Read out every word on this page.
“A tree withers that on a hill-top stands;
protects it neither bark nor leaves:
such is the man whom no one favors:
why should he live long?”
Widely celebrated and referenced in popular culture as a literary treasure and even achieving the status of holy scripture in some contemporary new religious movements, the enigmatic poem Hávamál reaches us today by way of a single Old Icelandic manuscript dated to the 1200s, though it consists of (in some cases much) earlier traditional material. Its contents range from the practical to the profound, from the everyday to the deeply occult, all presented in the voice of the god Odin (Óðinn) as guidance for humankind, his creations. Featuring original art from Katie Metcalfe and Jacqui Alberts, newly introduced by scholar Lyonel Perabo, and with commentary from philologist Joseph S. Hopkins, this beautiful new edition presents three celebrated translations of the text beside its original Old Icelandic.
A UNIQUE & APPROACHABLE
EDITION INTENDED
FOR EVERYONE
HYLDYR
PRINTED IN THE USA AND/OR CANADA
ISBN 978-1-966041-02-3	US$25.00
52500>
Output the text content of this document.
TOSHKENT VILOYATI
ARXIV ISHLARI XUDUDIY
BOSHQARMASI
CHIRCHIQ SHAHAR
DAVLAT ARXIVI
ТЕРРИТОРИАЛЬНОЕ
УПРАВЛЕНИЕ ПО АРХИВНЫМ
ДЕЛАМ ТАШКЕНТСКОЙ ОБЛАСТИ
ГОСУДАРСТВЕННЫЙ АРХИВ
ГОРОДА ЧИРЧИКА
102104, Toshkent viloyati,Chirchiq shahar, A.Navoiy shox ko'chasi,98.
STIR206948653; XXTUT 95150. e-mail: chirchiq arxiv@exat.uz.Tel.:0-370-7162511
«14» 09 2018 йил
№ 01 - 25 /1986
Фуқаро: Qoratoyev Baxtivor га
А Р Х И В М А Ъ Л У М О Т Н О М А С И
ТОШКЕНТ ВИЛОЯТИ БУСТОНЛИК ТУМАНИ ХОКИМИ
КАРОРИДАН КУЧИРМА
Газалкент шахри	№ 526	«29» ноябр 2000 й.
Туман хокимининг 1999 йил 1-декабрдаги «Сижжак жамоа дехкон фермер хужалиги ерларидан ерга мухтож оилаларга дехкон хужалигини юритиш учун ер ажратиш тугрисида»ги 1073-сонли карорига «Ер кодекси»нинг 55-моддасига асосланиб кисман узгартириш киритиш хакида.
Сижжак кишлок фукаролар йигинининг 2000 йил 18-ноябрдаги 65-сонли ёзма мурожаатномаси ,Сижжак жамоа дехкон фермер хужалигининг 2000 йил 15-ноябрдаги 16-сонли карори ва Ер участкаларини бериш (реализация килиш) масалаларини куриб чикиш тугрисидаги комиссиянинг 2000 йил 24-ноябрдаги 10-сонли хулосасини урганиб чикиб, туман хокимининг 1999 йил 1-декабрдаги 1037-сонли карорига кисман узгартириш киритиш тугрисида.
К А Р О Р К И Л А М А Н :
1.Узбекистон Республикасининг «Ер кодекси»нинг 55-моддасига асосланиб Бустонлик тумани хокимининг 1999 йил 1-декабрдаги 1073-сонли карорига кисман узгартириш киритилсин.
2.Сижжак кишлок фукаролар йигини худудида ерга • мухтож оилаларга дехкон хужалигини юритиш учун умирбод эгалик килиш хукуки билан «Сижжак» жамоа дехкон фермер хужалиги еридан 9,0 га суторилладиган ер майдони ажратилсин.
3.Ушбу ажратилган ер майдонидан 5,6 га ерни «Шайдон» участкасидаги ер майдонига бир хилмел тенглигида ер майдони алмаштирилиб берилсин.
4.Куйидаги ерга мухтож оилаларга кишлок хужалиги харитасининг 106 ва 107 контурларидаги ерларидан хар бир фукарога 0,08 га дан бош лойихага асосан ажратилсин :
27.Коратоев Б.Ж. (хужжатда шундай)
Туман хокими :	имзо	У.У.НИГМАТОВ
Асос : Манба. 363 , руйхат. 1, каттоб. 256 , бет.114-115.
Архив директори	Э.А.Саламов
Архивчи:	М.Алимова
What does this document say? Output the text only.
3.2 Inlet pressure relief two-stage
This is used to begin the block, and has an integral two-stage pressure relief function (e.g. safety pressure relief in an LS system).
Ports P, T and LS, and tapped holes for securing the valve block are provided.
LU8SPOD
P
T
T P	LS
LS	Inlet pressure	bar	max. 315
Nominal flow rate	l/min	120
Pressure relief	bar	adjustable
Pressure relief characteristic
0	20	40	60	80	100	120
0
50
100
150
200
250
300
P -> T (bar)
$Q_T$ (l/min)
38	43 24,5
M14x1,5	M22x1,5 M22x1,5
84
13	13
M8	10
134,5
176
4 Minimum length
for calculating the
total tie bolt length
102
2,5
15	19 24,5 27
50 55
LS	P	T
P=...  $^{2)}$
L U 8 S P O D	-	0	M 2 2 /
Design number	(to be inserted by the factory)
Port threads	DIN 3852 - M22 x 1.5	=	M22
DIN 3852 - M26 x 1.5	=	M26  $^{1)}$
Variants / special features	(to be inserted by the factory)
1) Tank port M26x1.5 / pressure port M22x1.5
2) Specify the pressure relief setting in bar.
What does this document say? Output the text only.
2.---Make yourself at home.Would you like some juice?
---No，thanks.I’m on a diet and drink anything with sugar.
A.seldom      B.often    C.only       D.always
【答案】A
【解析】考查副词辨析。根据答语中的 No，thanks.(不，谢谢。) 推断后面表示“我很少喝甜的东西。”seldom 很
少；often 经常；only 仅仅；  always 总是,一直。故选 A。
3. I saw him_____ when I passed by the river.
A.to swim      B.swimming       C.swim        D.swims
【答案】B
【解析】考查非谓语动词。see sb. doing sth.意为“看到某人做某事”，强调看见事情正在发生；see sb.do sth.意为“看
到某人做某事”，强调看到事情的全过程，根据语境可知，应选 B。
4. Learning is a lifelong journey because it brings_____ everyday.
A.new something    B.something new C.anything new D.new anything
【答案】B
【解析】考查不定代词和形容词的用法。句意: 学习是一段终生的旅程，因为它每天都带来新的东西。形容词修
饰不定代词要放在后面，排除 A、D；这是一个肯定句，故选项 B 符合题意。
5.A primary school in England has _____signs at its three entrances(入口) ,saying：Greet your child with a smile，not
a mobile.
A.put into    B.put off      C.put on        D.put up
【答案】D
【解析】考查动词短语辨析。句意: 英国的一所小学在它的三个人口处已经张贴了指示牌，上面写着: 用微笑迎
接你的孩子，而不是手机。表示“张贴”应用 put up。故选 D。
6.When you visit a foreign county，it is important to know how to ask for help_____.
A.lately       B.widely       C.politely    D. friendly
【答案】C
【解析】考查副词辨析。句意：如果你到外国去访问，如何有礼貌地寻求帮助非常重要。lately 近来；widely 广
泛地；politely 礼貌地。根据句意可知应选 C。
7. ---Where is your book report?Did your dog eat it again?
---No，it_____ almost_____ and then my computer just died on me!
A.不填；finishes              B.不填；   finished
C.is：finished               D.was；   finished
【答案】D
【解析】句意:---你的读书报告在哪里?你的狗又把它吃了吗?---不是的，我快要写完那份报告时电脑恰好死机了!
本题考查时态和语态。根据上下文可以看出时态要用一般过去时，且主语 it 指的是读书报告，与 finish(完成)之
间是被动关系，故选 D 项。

## Challenge
Write out the listing once more, matching it exactly.

## Final result
Read out every word on this page.
“A tree withers that on a hill-top stands;
protects it neither bark nor leaves:
such is the man whom no one favors:
why should he live long?”
Widely celebrated and referenced in popular culture as a literary treasure and even achieving the status of holy scripture in some contemporary new religious movements, the enigmatic poem Hávamál reaches us today by way of a single Old Icelandic manuscript dated to the 1200s, though it consists of (in some cases much) earlier traditional material. Its contents range from the practical to the profound, from the everyday to the deeply occult, all presented in the voice of the god Odin (Óðinn) as guidance for humankind, his creations. Featuring original art from Katie Metcalfe and Jacqui Alberts, newly introduced by scholar Lyonel Perabo, and with commentary from philologist Joseph S. Hopkins, this beautiful new edition presents three celebrated translations of the text beside its original Old Icelandic.
A UNIQUE & APPROACHABLE
EDITION INTENDED
FOR EVERYONE
HYLDYR
PRINTED IN THE USA AND/OR CANADA
ISBN 978-1-966041-02-3	US$25.00
52500>
Output the text content of this document.
TOSHKENT VILOYATI
ARXIV ISHLARI XUDUDIY
BOSHQARMASI
CHIRCHIQ SHAHAR
DAVLAT ARXIVI
ТЕРРИТОРИАЛЬНОЕ
УПРАВЛЕНИЕ ПО АРХИВНЫМ
ДЕЛАМ ТАШКЕНТСКОЙ ОБЛАСТИ
ГОСУДАРСТВЕННЫЙ АРХИВ
ГОРОДА ЧИРЧИКА
102104, Toshkent viloyati,Chirchiq shahar, A.Navoiy shox ko'chasi,98.
STIR206948653; XXTUT 95150. e-mail: chirchiq arxiv@exat.uz.Tel.:0-370-7162511
«14» 09 2018 йил
№ 01 - 25 /1986
Фуқаро: Qoratoyev Baxtivor га
А Р Х И В М А Ъ Л У М О Т Н О М А С И
ТОШКЕНТ ВИЛОЯТИ БУСТОНЛИК ТУМАНИ ХОКИМИ
КАРОРИДАН КУЧИРМА
Газалкент шахри	№ 526	«29» ноябр 2000 й.
Туман хокимининг 1999 йил 1-декабрдаги «Сижжак жамоа дехкон фермер хужалиги ерларидан ерга мухтож оилаларга дехкон хужалигини юритиш учун ер ажратиш тугрисида»ги 1073-сонли карорига «Ер кодекси»нинг 55-моддасига асосланиб кисман узгартириш киритиш хакида.
Сижжак кишлок фукаролар йигинининг 2000 йил 18-ноябрдаги 65-сонли ёзма мурожаатномаси ,Сижжак жамоа дехкон фермер хужалигининг 2000 йил 15-ноябрдаги 16-сонли карори ва Ер участкаларини бериш (реализация килиш) масалаларини куриб чикиш тугрисидаги комиссиянинг 2000 йил 24-ноябрдаги 10-сонли хулосасини урганиб чикиб, туман хокимининг 1999 йил 1-декабрдаги 1037-сонли карорига кисман узгартириш киритиш тугрисида.
К А Р О Р К И Л А М А Н :
1.Узбекистон Республикасининг «Ер кодекси»нинг 55-моддасига асосланиб Бустонлик тумани хокимининг 1999 йил 1-декабрдаги 1073-сонли карорига кисман узгартириш киритилсин.
2.Сижжак кишлок фукаролар йигини худудида ерга • мухтож оилаларга дехкон хужалигини юритиш учун умирбод эгалик килиш хукуки билан «Сижжак» жамоа дехкон фермер хужалиги еридан 9,0 га суторилладиган ер майдони ажратилсин.
3.Ушбу ажратилган ер майдонидан 5,6 га ерни «Шайдон» участкасидаги ер майдонига бир хилмел тенглигида ер майдони алмаштирилиб берилсин.
4.Куйидаги ерга мухтож оилаларга кишлок хужалиги харитасининг 106 ва 107 контурларидаги ерларидан хар бир фукарога 0,08 га дан бош лойихага асосан ажратилсин :
27.Коратоев Б.Ж. (хужжатда шундай)
Туман хокими :	имзо	У.У.НИГМАТОВ
Асос : Манба. 363 , руйхат. 1, каттоб. 256 , бет.114-115.
Архив директори	Э.А.Саламов
Архивчи:	М.Алимова
What does this document say? Output the text only.
3.2 Inlet pressure relief two-stage
This is used to begin the block, and has an integral two-stage pressure relief function (e.g. safety pressure relief in an LS system).
Ports P, T and LS, and tapped holes for securing the valve block are provided.
LU8SPOD
P
T
T P	LS
LS	Inlet pressure	bar	max. 315
Nominal flow rate	l/min	120
Pressure relief	bar	adjustable
Pressure relief characteristic
0	20	40	60	80	100	120
0
50
100
150
200
250
300
P -> T (bar)
$Q_T$ (l/min)
38	43 24,5
M14x1,5	M22x1,5 M22x1,5
84
13	13
M8	10
134,5
176
4 Minimum length
for calculating the
total tie bolt length
102
2,5
15	19 24,5 27
50 55
LS	P	T
P=...  $^{2)}$
L U 8 S P O D	-	0	M 2 2 /
Design number	(to be inserted by the factory)
Port threads	DIN 3852 - M22 x 1.5	=	M22
DIN 3852 - M26 x 1.5	=	M26  $^{1)}$
Variants / special features	(to be inserted by the factory)
1) Tank port M26x1.5 / pressure port M22x1.5
2) Specify the pressure relief setting in bar.
What does this document say? Output the text only.
2.---Make yourself at home.Would you like some juice?
---No，thanks.I’m on a diet and drink anything with sugar.
A.seldom      B.often    C.only       D.always
【答案】A
【解析】考查副词辨析。根据答语中的 No，thanks.(不，谢谢。) 推断后面表示“我很少喝甜的东西。”seldom 很
少；often 经常；only 仅仅；  always 总是,一直。故选 A。
3. I saw him_____ when I passed by the river.
A.to swim      B.swimming       C.swim        D.swims
【答案】B
【解析】考查非谓语动词。see sb. doing sth.意为“看到某人做某事”，强调看见事情正在发生；see sb.do sth.意为“看
到某人做某事”，强调看到事情的全过程，根据语境可知，应选 B。
4. Learning is a lifelong journey because it brings_____ everyday.
A.new something    B.something new C.anything new D.new anything
【答案】B
【解析】考查不定代词和形容词的用法。句意: 学习是一段终生的旅程，因为它每天都带来新的东西。形容词修
饰不定代词要放在后面，排除 A、D；这是一个肯定句，故选项 B 符合题意。
5.A primary school in England has _____signs at its three entrances(入口) ,saying：Greet your child with a smile，not
a mobile.
A.put into    B.put off      C.put on        D.put up
【答案】D
【解析】考查动词短语辨析。句意: 英国的一所小学在它的三个人口处已经张贴了指示牌，上面写着: 用微笑迎
接你的孩子，而不是手机。表示“张贴”应用 put up。故选 D。
6.When you visit a foreign county，it is important to know how to ask for help_____.
A.lately       B.widely       C.politely    D. friendly
【答案】C
【解析】考查副词辨析。句意：如果你到外国去访问，如何有礼貌地寻求帮助非常重要。lately 近来；widely 广
泛地；politely 礼貌地。根据句意可知应选 C。
7. ---Where is your book report?Did your dog eat it again?
---No，it_____ almost_____ and then my computer just died on me!
A.不填；finishes              B.不填；   finished
C.is：finished               D.was；   finished
【答案】D
【解析】句意:---你的读书报告在哪里?你的狗又把它吃了吗?---不是的，我快要写完那份报告时电脑恰好死机了!
本题考查时态和语态。根据上下文可以看出时态要用一般过去时，且主语 it 指的是读书报告，与 finish(完成)之
间是被动关系，故选 D 项。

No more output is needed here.